>> Begin

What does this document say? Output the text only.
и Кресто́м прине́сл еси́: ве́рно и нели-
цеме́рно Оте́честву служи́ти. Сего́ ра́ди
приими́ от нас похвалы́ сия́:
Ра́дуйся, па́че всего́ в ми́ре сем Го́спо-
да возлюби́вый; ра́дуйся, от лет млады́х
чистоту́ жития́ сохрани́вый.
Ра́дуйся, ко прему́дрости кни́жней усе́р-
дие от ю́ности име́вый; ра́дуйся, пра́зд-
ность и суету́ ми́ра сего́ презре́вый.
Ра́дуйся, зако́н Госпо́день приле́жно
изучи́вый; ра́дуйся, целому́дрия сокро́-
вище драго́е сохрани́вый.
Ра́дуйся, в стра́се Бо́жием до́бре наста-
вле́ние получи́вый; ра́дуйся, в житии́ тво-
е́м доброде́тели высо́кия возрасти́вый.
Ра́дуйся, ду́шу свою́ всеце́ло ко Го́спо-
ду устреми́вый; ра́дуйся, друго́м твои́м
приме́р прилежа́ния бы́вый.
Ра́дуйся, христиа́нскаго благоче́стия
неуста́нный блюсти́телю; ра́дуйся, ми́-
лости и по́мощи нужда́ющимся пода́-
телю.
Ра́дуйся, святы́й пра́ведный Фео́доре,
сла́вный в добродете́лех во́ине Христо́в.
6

>> End

EXERCISE TASK: Give the entries once more, exactly as they appear.

TASK OUTPUT:
What does this document say? Output the text only.
и Кресто́м прине́сл еси́: ве́рно и нели-
цеме́рно Оте́честву служи́ти. Сего́ ра́ди
приими́ от нас похвалы́ сия́:
Ра́дуйся, па́че всего́ в ми́ре сем Го́спо-
да возлюби́вый; ра́дуйся, от лет млады́х
чистоту́ жития́ сохрани́вый.
Ра́дуйся, ко прему́дрости кни́жней усе́р-
дие от ю́ности име́вый; ра́дуйся, пра́зд-
ность и суету́ ми́ра сего́ презре́вый.
Ра́дуйся, зако́н Госпо́день приле́жно
изучи́вый; ра́дуйся, целому́дрия сокро́-
вище драго́е сохрани́вый.
Ра́дуйся, в стра́се Бо́жием до́бре наста-
вле́ние получи́вый; ра́дуйся, в житии́ тво-
е́м доброде́тели высо́кия возрасти́вый.
Ра́дуйся, ду́шу свою́ всеце́ло ко Го́спо-
ду устреми́вый; ра́дуйся, друго́м твои́м
приме́р прилежа́ния бы́вый.
Ра́дуйся, христиа́нскаго благоче́стия
неуста́нный блюсти́телю; ра́дуйся, ми́-
лости и по́мощи нужда́ющимся пода́-
телю.
Ра́дуйся, святы́й пра́ведный Фео́доре,
сла́вный в добродете́лех во́ине Христо́в.
6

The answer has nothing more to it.